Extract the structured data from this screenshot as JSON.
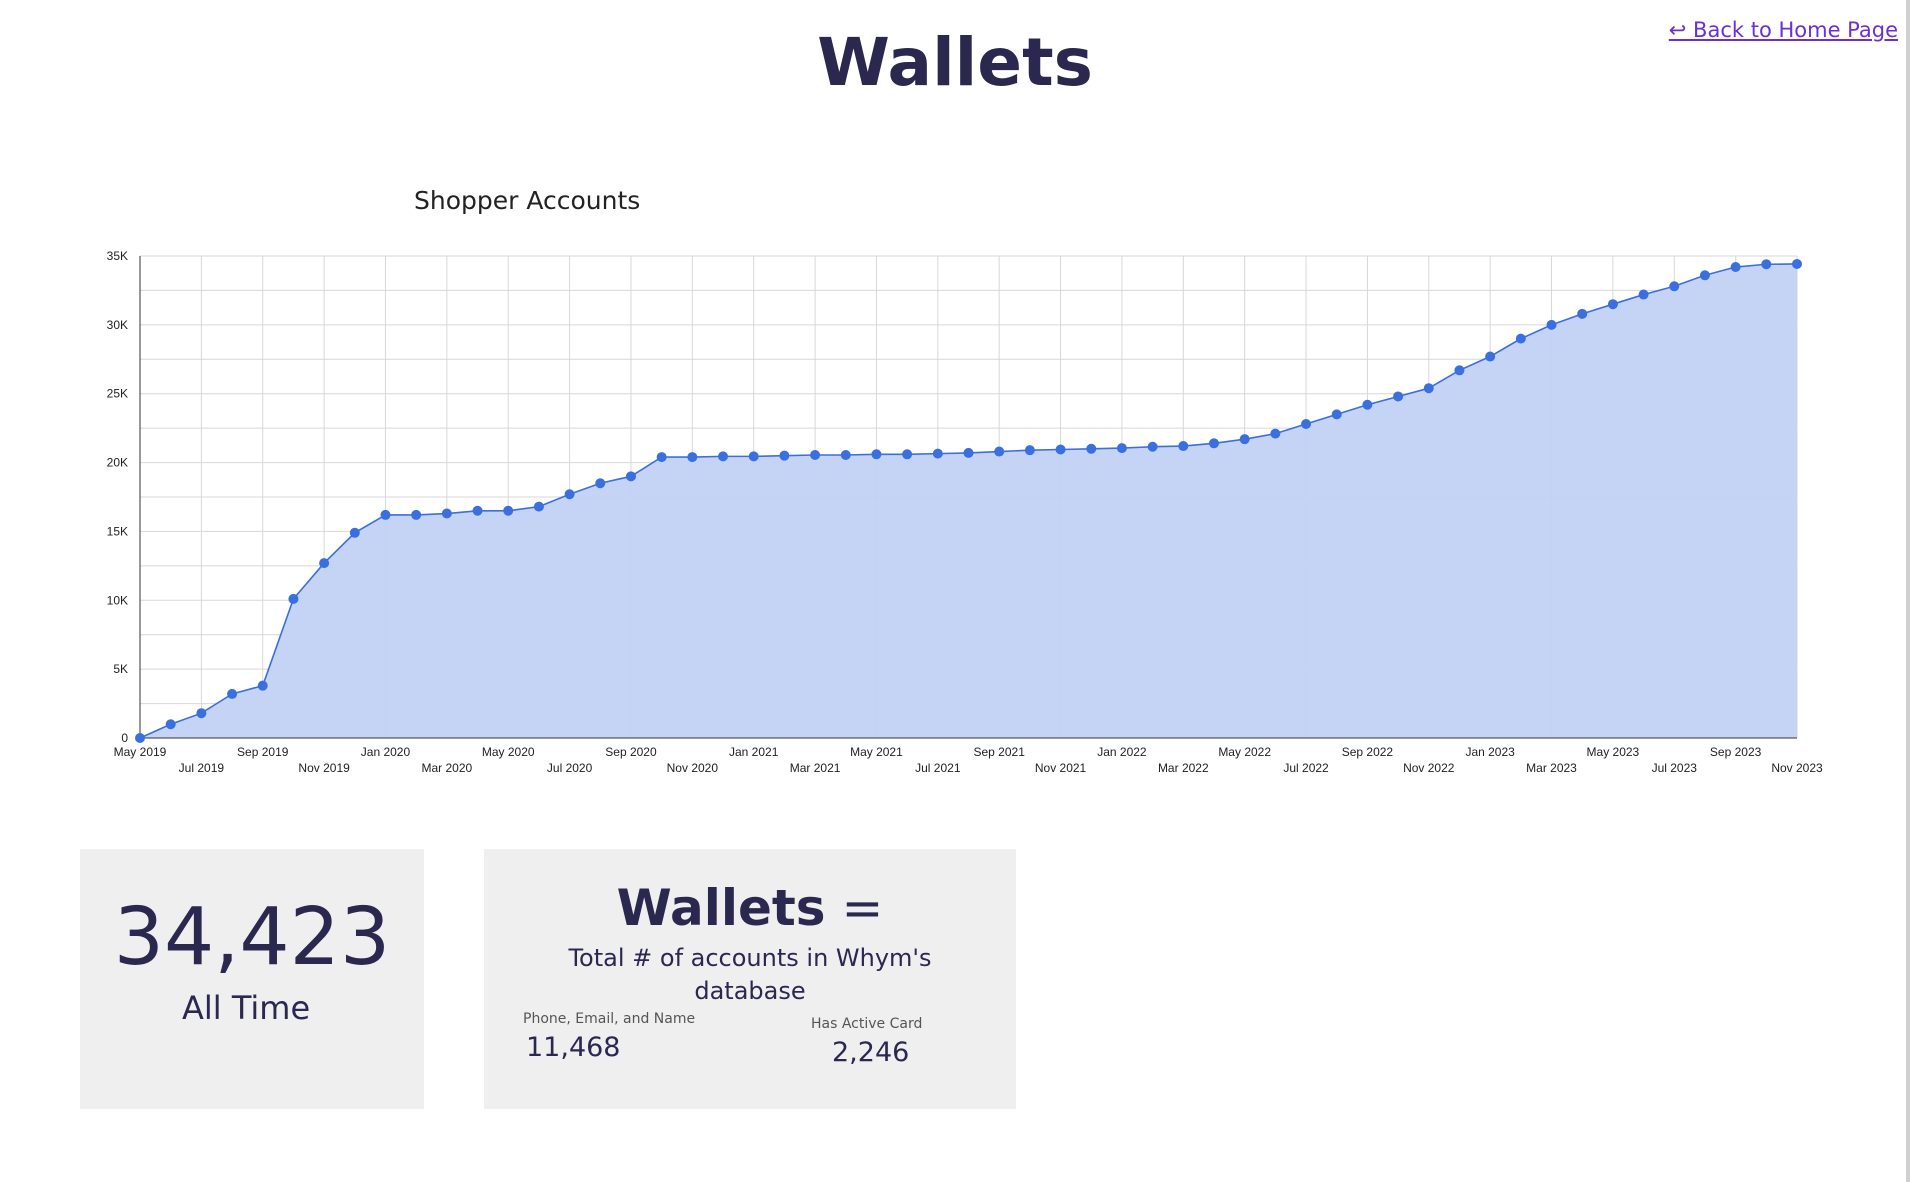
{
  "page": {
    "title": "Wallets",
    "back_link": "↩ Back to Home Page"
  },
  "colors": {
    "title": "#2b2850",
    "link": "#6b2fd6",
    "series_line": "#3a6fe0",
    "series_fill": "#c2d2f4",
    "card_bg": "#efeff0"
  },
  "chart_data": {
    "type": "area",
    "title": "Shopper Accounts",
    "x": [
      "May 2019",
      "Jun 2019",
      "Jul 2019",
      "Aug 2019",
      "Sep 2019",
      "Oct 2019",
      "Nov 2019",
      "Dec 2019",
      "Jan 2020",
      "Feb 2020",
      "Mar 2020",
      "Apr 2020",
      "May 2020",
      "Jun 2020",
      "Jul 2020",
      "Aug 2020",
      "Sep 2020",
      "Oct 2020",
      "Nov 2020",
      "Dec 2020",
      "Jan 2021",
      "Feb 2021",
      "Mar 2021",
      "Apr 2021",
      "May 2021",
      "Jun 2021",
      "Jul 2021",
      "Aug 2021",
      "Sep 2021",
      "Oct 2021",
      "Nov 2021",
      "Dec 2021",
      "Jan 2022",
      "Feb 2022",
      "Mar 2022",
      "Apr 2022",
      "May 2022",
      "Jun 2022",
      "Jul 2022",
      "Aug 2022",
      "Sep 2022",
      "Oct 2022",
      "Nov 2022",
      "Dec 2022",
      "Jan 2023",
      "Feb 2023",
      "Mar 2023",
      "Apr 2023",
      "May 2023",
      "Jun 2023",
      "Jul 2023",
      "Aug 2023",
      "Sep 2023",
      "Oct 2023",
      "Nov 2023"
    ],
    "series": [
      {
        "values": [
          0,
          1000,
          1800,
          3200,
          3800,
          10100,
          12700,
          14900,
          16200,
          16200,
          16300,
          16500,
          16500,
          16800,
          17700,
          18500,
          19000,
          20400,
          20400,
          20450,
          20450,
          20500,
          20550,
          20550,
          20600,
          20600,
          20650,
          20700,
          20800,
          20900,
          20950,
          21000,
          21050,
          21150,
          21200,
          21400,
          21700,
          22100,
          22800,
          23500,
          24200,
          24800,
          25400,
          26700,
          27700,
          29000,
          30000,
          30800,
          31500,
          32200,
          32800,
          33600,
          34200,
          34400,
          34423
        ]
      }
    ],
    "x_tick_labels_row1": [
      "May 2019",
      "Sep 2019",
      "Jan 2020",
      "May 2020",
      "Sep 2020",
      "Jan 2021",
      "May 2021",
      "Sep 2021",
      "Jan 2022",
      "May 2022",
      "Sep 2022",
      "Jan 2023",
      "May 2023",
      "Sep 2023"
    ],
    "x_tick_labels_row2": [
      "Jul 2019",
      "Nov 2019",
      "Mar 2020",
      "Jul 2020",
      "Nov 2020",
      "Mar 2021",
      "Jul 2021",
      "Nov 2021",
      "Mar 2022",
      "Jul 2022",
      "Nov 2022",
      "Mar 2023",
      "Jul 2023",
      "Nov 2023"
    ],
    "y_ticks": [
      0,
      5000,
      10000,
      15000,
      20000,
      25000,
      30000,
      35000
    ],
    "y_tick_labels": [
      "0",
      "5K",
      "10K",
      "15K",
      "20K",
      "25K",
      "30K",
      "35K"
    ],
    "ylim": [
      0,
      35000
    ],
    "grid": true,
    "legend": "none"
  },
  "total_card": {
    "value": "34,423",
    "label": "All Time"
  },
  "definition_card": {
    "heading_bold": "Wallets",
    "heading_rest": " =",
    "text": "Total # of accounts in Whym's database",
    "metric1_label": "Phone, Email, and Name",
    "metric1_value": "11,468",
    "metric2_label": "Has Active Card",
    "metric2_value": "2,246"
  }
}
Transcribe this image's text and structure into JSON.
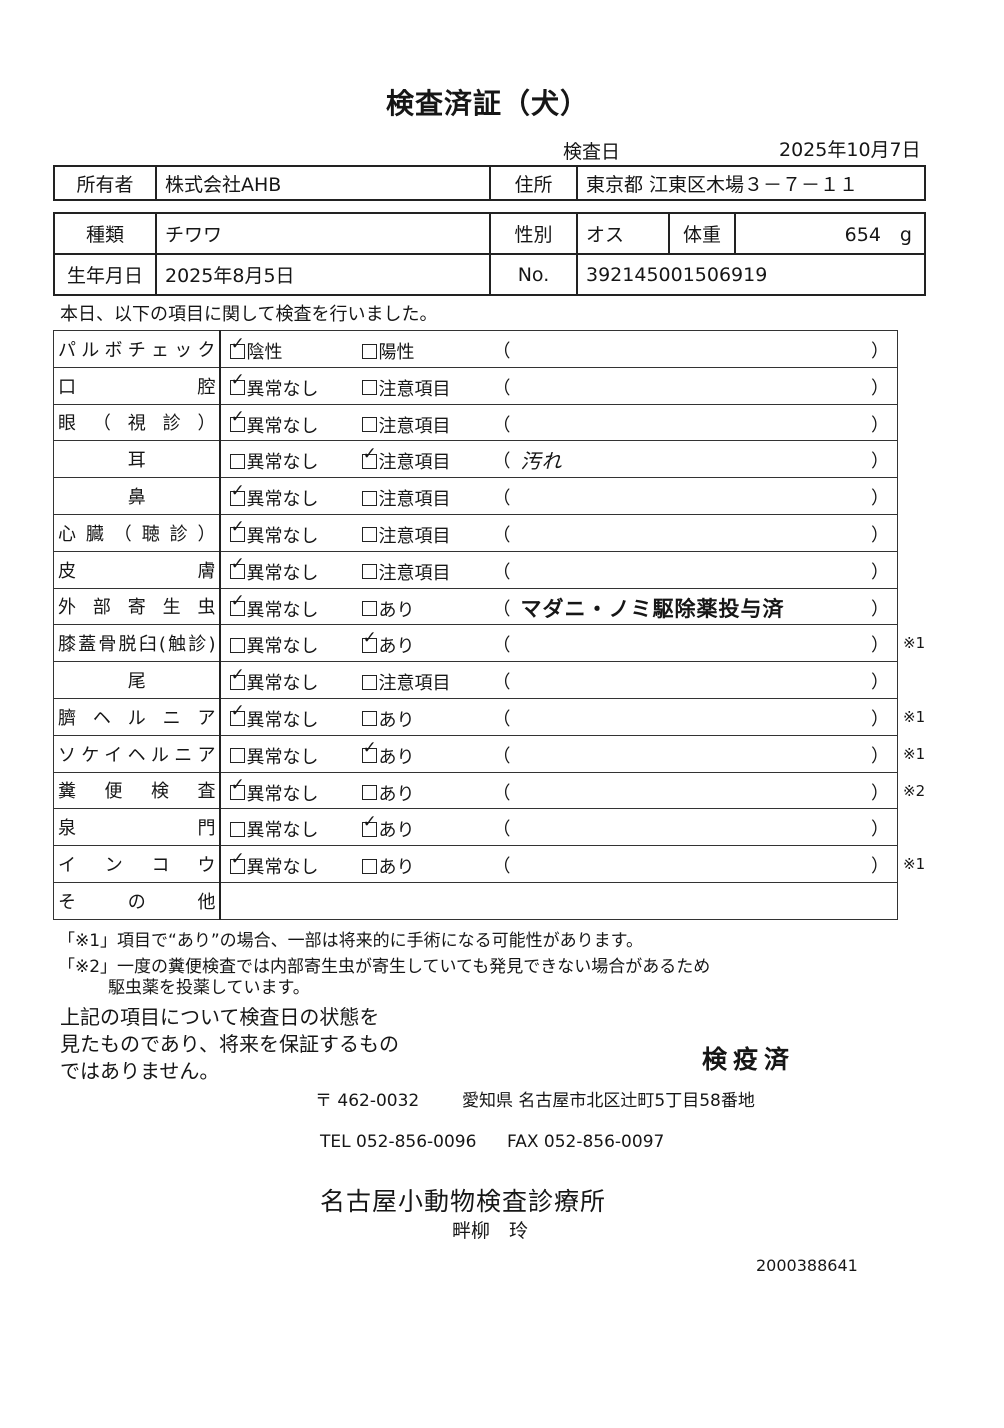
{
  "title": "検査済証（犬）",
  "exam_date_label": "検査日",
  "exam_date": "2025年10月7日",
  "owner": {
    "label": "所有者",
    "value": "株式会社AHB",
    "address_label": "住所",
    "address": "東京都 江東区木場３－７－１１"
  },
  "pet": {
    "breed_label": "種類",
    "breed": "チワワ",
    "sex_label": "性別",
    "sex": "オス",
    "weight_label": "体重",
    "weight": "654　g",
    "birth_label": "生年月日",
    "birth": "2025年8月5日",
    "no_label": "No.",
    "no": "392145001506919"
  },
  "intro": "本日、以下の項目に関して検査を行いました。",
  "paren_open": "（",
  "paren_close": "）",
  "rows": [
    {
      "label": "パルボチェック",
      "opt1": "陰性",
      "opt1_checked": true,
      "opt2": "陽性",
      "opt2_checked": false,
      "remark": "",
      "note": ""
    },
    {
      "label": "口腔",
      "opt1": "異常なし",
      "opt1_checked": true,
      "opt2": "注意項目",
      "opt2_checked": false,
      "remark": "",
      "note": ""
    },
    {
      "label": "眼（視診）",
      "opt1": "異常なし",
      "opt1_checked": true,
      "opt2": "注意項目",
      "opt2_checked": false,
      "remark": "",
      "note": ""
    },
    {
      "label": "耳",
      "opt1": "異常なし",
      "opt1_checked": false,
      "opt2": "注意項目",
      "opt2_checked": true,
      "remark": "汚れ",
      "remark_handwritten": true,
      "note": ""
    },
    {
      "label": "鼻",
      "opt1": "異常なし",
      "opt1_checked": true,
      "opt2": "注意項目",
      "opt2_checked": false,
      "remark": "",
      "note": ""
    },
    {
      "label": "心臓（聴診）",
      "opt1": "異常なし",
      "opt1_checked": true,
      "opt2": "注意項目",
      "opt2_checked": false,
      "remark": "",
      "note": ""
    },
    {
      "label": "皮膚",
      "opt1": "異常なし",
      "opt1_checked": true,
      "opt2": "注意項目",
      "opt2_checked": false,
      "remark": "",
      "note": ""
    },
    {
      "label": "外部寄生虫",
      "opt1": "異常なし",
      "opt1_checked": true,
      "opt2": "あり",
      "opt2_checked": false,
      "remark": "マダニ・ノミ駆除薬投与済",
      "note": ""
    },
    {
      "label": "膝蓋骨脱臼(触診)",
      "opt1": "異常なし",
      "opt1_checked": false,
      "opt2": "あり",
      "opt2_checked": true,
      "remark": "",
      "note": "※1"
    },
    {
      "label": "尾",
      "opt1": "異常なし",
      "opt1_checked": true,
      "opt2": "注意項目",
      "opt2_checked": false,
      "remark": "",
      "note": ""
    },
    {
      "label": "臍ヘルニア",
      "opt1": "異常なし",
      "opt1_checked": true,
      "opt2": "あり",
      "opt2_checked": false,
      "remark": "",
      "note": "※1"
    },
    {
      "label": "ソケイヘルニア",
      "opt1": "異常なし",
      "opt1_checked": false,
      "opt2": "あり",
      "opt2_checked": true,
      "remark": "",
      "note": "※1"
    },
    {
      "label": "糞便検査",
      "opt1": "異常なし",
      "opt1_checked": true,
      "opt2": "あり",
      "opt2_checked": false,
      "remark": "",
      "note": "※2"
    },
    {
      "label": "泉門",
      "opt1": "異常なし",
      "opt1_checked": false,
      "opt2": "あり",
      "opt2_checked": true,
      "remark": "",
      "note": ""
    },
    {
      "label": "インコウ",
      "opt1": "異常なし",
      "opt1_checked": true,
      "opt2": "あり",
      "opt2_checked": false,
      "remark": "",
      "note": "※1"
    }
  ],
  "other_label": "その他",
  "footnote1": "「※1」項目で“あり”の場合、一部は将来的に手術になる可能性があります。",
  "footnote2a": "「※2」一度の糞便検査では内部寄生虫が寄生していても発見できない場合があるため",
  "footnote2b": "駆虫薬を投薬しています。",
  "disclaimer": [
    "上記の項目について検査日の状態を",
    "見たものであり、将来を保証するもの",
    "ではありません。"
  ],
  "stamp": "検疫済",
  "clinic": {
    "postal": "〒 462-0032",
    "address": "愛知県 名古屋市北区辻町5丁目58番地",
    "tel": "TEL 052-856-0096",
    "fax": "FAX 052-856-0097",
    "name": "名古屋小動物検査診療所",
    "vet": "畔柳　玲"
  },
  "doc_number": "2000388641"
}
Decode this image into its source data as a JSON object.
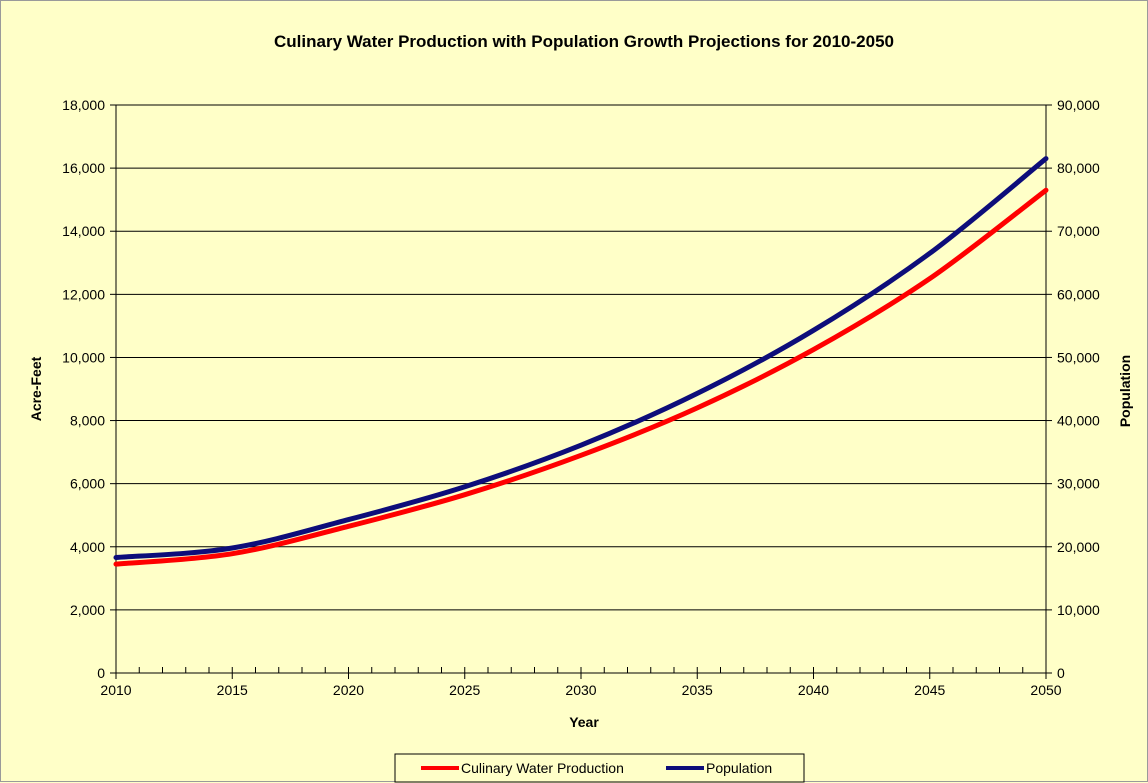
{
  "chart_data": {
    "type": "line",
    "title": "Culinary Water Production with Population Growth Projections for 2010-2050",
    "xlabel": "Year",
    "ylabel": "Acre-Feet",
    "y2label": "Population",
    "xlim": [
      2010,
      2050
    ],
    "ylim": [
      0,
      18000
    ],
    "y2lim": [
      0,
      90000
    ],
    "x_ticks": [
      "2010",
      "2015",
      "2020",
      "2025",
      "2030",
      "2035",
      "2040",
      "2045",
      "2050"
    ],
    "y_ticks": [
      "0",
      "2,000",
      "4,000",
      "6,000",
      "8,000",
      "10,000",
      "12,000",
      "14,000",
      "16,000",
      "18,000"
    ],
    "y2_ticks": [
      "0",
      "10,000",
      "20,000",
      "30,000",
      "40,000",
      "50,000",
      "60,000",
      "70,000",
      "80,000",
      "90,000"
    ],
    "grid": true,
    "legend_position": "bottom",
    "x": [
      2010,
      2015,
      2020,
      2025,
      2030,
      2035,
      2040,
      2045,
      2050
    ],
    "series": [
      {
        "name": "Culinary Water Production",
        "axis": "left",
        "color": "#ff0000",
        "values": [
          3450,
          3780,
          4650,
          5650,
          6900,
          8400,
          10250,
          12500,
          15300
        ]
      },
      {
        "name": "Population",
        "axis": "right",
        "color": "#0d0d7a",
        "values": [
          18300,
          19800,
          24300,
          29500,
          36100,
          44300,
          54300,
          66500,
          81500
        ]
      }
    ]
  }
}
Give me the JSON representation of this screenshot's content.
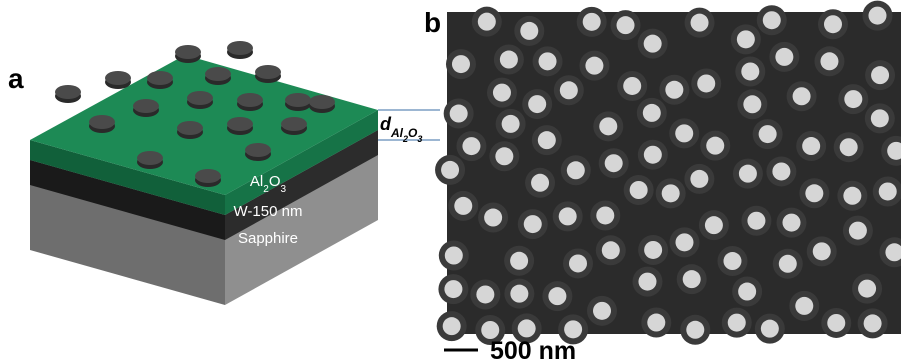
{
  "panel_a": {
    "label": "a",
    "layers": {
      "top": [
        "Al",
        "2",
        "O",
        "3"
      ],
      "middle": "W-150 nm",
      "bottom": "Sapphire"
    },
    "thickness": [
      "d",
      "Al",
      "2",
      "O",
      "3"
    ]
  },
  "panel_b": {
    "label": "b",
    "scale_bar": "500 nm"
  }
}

------------------------------

Exercise aim:
Take the line that contains "Give me the" as the first and the last line of the records as the end, and please quote those lines exactly, pictures omitted.

Worked answer:
Give me the JSON representation of this screenshot's content.
{
  "panel_a": {
    "label": "a",
    "layers": {
      "top": [
        "Al",
        "2",
        "O",
        "3"
      ],
      "middle": "W-150 nm",
      "bottom": "Sapphire"
    },
    "thickness": [
      "d",
      "Al",
      "2",
      "O",
      "3"
    ]
  },
  "panel_b": {
    "label": "b",
    "scale_bar": "500 nm"
  }
}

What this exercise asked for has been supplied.